WHAT IS ASKED:
Would you output the whole listing below, exactly as it reads?

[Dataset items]
—————

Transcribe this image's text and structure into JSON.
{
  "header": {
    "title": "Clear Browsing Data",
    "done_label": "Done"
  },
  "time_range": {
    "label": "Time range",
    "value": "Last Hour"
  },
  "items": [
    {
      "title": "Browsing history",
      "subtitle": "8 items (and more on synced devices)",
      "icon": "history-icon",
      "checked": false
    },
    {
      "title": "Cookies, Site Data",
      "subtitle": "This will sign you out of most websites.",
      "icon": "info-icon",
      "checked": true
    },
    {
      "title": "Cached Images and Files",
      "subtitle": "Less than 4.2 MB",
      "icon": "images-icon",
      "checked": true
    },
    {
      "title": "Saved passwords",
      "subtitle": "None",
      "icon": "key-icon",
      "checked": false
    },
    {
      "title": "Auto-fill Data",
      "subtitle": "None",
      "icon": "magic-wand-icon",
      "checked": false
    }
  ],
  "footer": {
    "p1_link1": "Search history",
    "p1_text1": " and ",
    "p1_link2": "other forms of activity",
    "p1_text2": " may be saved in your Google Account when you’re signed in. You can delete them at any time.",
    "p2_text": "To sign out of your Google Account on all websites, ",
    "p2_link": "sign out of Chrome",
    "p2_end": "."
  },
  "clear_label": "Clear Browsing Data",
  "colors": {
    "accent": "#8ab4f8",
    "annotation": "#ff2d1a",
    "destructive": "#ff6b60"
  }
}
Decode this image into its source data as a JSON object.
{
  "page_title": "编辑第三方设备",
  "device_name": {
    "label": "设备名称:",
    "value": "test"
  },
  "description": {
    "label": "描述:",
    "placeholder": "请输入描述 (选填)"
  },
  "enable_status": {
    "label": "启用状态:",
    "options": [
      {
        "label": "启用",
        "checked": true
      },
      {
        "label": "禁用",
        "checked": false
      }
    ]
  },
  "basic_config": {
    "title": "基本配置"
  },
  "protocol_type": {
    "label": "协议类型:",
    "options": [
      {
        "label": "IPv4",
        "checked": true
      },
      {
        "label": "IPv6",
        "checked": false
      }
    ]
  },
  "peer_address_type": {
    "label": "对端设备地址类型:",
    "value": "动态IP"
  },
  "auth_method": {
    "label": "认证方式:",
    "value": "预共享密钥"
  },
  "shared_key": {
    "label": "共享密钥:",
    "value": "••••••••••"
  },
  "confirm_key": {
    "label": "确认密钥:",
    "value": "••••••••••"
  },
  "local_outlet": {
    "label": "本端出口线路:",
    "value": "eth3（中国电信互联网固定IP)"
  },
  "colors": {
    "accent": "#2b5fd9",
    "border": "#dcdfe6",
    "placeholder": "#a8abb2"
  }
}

—————

THE RESPONSE:
Transcribe this image's text and structure into JSON.
{
  "header": {
    "title": "Clear Browsing Data",
    "done_label": "Done"
  },
  "time_range": {
    "label": "Time range",
    "value": "Last Hour"
  },
  "items": [
    {
      "title": "Browsing history",
      "subtitle": "8 items (and more on synced devices)",
      "icon": "history-icon",
      "checked": false
    },
    {
      "title": "Cookies, Site Data",
      "subtitle": "This will sign you out of most websites.",
      "icon": "info-icon",
      "checked": true
    },
    {
      "title": "Cached Images and Files",
      "subtitle": "Less than 4.2 MB",
      "icon": "images-icon",
      "checked": true
    },
    {
      "title": "Saved passwords",
      "subtitle": "None",
      "icon": "key-icon",
      "checked": false
    },
    {
      "title": "Auto-fill Data",
      "subtitle": "None",
      "icon": "magic-wand-icon",
      "checked": false
    }
  ],
  "footer": {
    "p1_link1": "Search history",
    "p1_text1": " and ",
    "p1_link2": "other forms of activity",
    "p1_text2": " may be saved in your Google Account when you’re signed in. You can delete them at any time.",
    "p2_text": "To sign out of your Google Account on all websites, ",
    "p2_link": "sign out of Chrome",
    "p2_end": "."
  },
  "clear_label": "Clear Browsing Data",
  "colors": {
    "accent": "#8ab4f8",
    "annotation": "#ff2d1a",
    "destructive": "#ff6b60"
  }
}
Decode this image into its source data as a JSON object.
{
  "page_title": "编辑第三方设备",
  "device_name": {
    "label": "设备名称:",
    "value": "test"
  },
  "description": {
    "label": "描述:",
    "placeholder": "请输入描述 (选填)"
  },
  "enable_status": {
    "label": "启用状态:",
    "options": [
      {
        "label": "启用",
        "checked": true
      },
      {
        "label": "禁用",
        "checked": false
      }
    ]
  },
  "basic_config": {
    "title": "基本配置"
  },
  "protocol_type": {
    "label": "协议类型:",
    "options": [
      {
        "label": "IPv4",
        "checked": true
      },
      {
        "label": "IPv6",
        "checked": false
      }
    ]
  },
  "peer_address_type": {
    "label": "对端设备地址类型:",
    "value": "动态IP"
  },
  "auth_method": {
    "label": "认证方式:",
    "value": "预共享密钥"
  },
  "shared_key": {
    "label": "共享密钥:",
    "value": "••••••••••"
  },
  "confirm_key": {
    "label": "确认密钥:",
    "value": "••••••••••"
  },
  "local_outlet": {
    "label": "本端出口线路:",
    "value": "eth3（中国电信互联网固定IP)"
  },
  "colors": {
    "accent": "#2b5fd9",
    "border": "#dcdfe6",
    "placeholder": "#a8abb2"
  }
}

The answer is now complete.